* BEGIN *
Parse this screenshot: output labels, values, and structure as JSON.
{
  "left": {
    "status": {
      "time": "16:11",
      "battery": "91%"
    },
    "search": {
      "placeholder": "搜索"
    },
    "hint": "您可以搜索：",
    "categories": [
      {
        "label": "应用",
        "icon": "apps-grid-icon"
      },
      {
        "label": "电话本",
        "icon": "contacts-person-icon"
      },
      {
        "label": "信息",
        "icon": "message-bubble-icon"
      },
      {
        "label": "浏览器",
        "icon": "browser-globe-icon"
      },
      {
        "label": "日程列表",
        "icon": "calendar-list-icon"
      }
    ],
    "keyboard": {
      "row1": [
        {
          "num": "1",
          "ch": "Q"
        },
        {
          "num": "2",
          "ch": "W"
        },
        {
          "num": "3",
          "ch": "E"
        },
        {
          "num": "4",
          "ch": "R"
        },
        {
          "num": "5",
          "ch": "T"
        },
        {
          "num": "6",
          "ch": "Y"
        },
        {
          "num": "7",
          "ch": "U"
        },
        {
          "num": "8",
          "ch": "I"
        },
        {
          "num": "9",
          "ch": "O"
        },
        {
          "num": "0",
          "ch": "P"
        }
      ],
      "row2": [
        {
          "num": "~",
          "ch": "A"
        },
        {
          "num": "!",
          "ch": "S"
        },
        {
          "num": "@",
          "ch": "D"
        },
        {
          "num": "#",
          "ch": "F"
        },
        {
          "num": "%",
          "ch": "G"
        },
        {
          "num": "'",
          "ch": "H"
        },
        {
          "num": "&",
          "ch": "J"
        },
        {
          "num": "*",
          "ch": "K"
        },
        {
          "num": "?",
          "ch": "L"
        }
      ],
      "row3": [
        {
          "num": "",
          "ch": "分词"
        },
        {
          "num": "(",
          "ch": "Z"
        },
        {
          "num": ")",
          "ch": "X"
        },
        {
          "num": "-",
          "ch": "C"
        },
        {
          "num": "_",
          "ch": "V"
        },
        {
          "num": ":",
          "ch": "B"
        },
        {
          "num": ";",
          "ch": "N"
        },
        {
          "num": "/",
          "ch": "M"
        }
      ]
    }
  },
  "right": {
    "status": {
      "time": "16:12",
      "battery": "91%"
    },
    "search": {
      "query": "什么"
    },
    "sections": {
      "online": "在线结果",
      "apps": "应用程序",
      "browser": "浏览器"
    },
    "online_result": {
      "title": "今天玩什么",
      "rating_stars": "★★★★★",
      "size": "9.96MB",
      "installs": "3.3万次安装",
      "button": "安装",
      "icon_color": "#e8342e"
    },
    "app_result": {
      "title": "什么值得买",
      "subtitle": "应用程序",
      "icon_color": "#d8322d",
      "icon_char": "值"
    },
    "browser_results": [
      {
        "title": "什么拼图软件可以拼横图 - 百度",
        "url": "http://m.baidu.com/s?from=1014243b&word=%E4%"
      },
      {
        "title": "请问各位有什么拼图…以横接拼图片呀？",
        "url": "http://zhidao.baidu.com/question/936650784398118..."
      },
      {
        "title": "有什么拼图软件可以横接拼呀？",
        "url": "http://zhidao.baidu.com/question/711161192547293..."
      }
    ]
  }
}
* END *
Stated exercise
Take the entries and copy them out exactly.

Solved exercise
Parse this screenshot: output labels, values, and structure as JSON.
{
  "left": {
    "status": {
      "time": "16:11",
      "battery": "91%"
    },
    "search": {
      "placeholder": "搜索"
    },
    "hint": "您可以搜索：",
    "categories": [
      {
        "label": "应用",
        "icon": "apps-grid-icon"
      },
      {
        "label": "电话本",
        "icon": "contacts-person-icon"
      },
      {
        "label": "信息",
        "icon": "message-bubble-icon"
      },
      {
        "label": "浏览器",
        "icon": "browser-globe-icon"
      },
      {
        "label": "日程列表",
        "icon": "calendar-list-icon"
      }
    ],
    "keyboard": {
      "row1": [
        {
          "num": "1",
          "ch": "Q"
        },
        {
          "num": "2",
          "ch": "W"
        },
        {
          "num": "3",
          "ch": "E"
        },
        {
          "num": "4",
          "ch": "R"
        },
        {
          "num": "5",
          "ch": "T"
        },
        {
          "num": "6",
          "ch": "Y"
        },
        {
          "num": "7",
          "ch": "U"
        },
        {
          "num": "8",
          "ch": "I"
        },
        {
          "num": "9",
          "ch": "O"
        },
        {
          "num": "0",
          "ch": "P"
        }
      ],
      "row2": [
        {
          "num": "~",
          "ch": "A"
        },
        {
          "num": "!",
          "ch": "S"
        },
        {
          "num": "@",
          "ch": "D"
        },
        {
          "num": "#",
          "ch": "F"
        },
        {
          "num": "%",
          "ch": "G"
        },
        {
          "num": "'",
          "ch": "H"
        },
        {
          "num": "&",
          "ch": "J"
        },
        {
          "num": "*",
          "ch": "K"
        },
        {
          "num": "?",
          "ch": "L"
        }
      ],
      "row3": [
        {
          "num": "",
          "ch": "分词"
        },
        {
          "num": "(",
          "ch": "Z"
        },
        {
          "num": ")",
          "ch": "X"
        },
        {
          "num": "-",
          "ch": "C"
        },
        {
          "num": "_",
          "ch": "V"
        },
        {
          "num": ":",
          "ch": "B"
        },
        {
          "num": ";",
          "ch": "N"
        },
        {
          "num": "/",
          "ch": "M"
        }
      ]
    }
  },
  "right": {
    "status": {
      "time": "16:12",
      "battery": "91%"
    },
    "search": {
      "query": "什么"
    },
    "sections": {
      "online": "在线结果",
      "apps": "应用程序",
      "browser": "浏览器"
    },
    "online_result": {
      "title": "今天玩什么",
      "rating_stars": "★★★★★",
      "size": "9.96MB",
      "installs": "3.3万次安装",
      "button": "安装",
      "icon_color": "#e8342e"
    },
    "app_result": {
      "title": "什么值得买",
      "subtitle": "应用程序",
      "icon_color": "#d8322d",
      "icon_char": "值"
    },
    "browser_results": [
      {
        "title": "什么拼图软件可以拼横图 - 百度",
        "url": "http://m.baidu.com/s?from=1014243b&word=%E4%"
      },
      {
        "title": "请问各位有什么拼图…以横接拼图片呀？",
        "url": "http://zhidao.baidu.com/question/936650784398118..."
      },
      {
        "title": "有什么拼图软件可以横接拼呀？",
        "url": "http://zhidao.baidu.com/question/711161192547293..."
      }
    ]
  }
}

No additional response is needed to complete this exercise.